# Document extract:
Linked to Macedonia's viceroy, Menecrates's troupe is said very plausibly to have paid Philip's court a visit, where among much mirth, the new Zeus reclined at a gorgeous table, while his attendants burnt incense and poured libations in his honour. It was later suggested that Macedonian fellow-guests laughed so much at the sight that Menecrates fled the dining-room in embarrassment, but in view of Philip's own ambitions, Pella was not the place for men to ridicule an aspiring god. Alexander would surely have seen, or heard about, the doctor's divine arrival.

# Information shown:

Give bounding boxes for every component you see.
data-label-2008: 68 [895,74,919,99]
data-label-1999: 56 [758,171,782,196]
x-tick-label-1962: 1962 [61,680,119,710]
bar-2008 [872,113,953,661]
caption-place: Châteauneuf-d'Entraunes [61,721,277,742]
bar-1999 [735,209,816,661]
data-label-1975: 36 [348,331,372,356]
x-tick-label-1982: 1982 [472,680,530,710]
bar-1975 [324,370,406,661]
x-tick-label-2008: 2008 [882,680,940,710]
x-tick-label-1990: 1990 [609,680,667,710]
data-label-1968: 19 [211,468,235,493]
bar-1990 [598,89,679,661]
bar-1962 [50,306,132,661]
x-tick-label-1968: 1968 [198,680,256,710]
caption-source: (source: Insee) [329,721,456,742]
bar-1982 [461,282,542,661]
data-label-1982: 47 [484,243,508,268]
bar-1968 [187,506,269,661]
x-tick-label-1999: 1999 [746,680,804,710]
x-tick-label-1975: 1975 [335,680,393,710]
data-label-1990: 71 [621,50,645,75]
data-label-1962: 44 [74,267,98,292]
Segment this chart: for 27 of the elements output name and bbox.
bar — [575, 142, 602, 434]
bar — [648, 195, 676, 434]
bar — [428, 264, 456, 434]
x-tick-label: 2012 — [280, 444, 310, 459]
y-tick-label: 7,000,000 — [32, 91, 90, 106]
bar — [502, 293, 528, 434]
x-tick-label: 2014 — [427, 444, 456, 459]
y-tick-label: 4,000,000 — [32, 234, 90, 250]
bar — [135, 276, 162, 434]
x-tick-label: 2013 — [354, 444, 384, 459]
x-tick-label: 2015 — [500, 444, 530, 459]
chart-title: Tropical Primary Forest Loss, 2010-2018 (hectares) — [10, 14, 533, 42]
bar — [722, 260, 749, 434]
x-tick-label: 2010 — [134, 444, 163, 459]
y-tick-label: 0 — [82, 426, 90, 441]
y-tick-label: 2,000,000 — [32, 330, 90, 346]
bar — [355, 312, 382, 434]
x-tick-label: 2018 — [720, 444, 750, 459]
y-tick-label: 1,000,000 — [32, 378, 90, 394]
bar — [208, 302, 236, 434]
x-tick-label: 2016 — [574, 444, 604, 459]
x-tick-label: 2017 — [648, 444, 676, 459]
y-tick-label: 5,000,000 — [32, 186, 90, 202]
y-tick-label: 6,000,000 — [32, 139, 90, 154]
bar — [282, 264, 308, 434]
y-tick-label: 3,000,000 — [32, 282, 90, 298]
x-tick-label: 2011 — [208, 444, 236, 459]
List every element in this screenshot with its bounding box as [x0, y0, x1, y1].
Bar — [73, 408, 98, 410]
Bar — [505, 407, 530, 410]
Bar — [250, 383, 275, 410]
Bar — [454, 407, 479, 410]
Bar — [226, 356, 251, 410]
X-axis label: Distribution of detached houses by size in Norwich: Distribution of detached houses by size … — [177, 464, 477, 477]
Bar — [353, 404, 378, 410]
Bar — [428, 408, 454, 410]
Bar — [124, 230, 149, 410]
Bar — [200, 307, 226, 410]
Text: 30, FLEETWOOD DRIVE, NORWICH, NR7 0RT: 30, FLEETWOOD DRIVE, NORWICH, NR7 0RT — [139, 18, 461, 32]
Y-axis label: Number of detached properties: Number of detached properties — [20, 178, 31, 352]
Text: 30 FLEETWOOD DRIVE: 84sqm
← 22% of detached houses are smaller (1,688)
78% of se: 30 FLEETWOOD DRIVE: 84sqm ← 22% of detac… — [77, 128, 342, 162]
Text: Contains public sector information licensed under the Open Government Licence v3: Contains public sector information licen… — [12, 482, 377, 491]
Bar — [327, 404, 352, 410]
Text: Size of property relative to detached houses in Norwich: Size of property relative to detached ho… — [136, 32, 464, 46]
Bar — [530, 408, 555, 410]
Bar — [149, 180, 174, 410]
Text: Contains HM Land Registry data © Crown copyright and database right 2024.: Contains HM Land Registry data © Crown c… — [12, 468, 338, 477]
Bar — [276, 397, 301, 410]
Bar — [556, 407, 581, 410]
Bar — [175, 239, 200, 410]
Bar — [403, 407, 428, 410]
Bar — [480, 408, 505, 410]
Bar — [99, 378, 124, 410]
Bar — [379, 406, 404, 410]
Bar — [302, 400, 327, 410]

# Explore the material:
a) How would you translate this sentence from the passage about Menecrates into French: "Alexander would surely have seen, or heard about, the doctor's divine arrival."
b) Can you quote the passage about Menecrates, everything from "Linked to Macedonia's" down to "doctor's divine arrival."?

# Expected results:
a) Alexandre aurait sûrement vu l'arrivée divine du médecin, ou en aurait entendu parler.

b)
Linked to Macedonia's viceroy, Menecrates's troupe is said very plausibly to have paid Philip's court a visit, where among much mirth, the new Zeus reclined at a gorgeous table, while his attendants burnt incense and poured libations in his honour. It was later suggested that Macedonian fellow-guests laughed so much at the sight that Menecrates fled the dining-room in embarrassment, but in view of Philip's own ambitions, Pella was not the place for men to ridicule an aspiring god. Alexander would surely have seen, or heard about, the doctor's divine arrival.